** start Records for this task **
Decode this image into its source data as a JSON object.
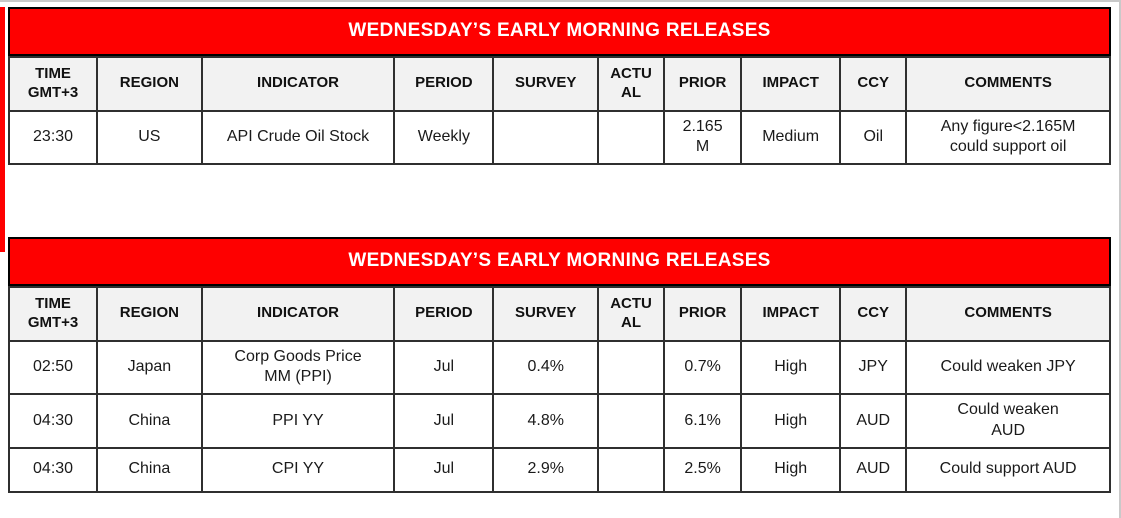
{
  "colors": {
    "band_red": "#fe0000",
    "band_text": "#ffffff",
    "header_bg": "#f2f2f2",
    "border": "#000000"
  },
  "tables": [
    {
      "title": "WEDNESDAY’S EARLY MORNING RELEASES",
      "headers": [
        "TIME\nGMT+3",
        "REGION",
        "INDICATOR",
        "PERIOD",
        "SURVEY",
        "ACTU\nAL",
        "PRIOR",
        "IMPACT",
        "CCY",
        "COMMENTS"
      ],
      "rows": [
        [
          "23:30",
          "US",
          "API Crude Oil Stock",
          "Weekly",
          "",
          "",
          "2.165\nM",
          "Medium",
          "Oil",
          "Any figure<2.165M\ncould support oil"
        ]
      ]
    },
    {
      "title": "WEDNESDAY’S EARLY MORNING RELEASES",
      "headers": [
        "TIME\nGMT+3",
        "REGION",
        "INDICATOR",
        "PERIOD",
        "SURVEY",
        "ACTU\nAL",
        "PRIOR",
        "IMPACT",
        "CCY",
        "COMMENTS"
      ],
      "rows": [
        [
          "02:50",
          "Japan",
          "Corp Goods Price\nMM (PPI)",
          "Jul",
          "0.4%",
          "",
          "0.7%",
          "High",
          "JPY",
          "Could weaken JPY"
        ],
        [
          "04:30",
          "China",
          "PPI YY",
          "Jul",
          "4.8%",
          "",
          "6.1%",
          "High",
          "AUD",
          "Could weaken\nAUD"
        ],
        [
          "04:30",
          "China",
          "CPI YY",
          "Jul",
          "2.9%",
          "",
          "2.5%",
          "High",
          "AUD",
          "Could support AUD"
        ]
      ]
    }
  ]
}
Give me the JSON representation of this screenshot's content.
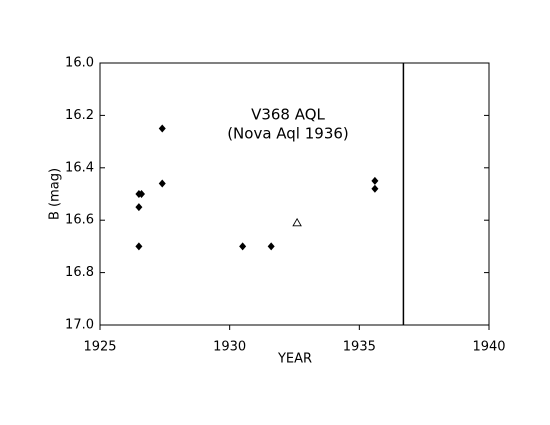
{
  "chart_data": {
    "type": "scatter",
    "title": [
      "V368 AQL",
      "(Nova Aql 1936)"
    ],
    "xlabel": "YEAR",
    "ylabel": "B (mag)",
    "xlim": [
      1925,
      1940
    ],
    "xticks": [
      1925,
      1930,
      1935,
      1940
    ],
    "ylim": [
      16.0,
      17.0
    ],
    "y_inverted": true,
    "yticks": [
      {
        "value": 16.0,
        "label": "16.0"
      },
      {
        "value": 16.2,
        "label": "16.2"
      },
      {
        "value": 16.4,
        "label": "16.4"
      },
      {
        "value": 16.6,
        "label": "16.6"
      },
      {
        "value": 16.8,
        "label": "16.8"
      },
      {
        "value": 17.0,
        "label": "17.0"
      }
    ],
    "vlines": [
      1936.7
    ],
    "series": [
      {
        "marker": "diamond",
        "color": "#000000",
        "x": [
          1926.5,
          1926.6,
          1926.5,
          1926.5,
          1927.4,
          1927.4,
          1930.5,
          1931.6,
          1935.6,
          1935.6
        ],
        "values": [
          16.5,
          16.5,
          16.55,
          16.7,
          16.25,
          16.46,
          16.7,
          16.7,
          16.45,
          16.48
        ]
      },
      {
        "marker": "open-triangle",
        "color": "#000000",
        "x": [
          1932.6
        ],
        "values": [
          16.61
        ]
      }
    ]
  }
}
** end Records for this task **
■ **Written request**: Extract word for word every line from the line that contains "Give me the" to the final line of the data, both included, and nothing else; skip the pictures.

■ **Result of the task**:
Give me the JSON representation of this screenshot's content.
{
  "chart_data": {
    "type": "scatter",
    "title": [
      "V368 AQL",
      "(Nova Aql 1936)"
    ],
    "xlabel": "YEAR",
    "ylabel": "B (mag)",
    "xlim": [
      1925,
      1940
    ],
    "xticks": [
      1925,
      1930,
      1935,
      1940
    ],
    "ylim": [
      16.0,
      17.0
    ],
    "y_inverted": true,
    "yticks": [
      {
        "value": 16.0,
        "label": "16.0"
      },
      {
        "value": 16.2,
        "label": "16.2"
      },
      {
        "value": 16.4,
        "label": "16.4"
      },
      {
        "value": 16.6,
        "label": "16.6"
      },
      {
        "value": 16.8,
        "label": "16.8"
      },
      {
        "value": 17.0,
        "label": "17.0"
      }
    ],
    "vlines": [
      1936.7
    ],
    "series": [
      {
        "marker": "diamond",
        "color": "#000000",
        "x": [
          1926.5,
          1926.6,
          1926.5,
          1926.5,
          1927.4,
          1927.4,
          1930.5,
          1931.6,
          1935.6,
          1935.6
        ],
        "values": [
          16.5,
          16.5,
          16.55,
          16.7,
          16.25,
          16.46,
          16.7,
          16.7,
          16.45,
          16.48
        ]
      },
      {
        "marker": "open-triangle",
        "color": "#000000",
        "x": [
          1932.6
        ],
        "values": [
          16.61
        ]
      }
    ]
  }
}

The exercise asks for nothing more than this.